[START Supplied data]

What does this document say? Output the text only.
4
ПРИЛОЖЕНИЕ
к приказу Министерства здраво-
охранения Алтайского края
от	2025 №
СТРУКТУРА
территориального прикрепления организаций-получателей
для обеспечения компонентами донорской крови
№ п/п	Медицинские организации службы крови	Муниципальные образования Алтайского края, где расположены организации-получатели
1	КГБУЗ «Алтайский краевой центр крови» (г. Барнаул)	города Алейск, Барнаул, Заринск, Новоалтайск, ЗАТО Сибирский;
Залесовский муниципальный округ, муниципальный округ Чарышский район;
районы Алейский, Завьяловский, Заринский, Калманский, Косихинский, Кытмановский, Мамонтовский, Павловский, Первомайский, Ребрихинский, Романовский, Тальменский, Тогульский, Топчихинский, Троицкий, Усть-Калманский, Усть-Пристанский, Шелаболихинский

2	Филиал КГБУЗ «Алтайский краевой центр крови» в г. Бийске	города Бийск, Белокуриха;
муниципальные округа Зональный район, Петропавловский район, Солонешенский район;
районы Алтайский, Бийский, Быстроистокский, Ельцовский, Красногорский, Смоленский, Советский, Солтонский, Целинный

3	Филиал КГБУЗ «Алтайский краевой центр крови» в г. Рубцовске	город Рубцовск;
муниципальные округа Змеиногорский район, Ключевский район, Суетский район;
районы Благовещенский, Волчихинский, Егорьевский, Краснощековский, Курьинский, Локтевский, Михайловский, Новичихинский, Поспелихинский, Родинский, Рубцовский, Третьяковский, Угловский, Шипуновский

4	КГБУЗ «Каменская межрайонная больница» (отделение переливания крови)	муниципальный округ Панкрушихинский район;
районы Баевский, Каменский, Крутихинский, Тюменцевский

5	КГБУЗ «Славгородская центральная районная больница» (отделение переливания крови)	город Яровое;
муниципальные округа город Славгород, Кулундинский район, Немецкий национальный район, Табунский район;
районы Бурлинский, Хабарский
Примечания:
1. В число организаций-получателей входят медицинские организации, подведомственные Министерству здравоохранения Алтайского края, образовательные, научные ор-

[END Supplied data]

Requirement:
Copy each line of the data above that holds "переливания".

Solution:
4	КГБУЗ «Каменская межрайонная больница» (отделение переливания крови)	муниципальный округ Панкрушихинский район;
5	КГБУЗ «Славгородская центральная районная больница» (отделение переливания крови)	город Яровое;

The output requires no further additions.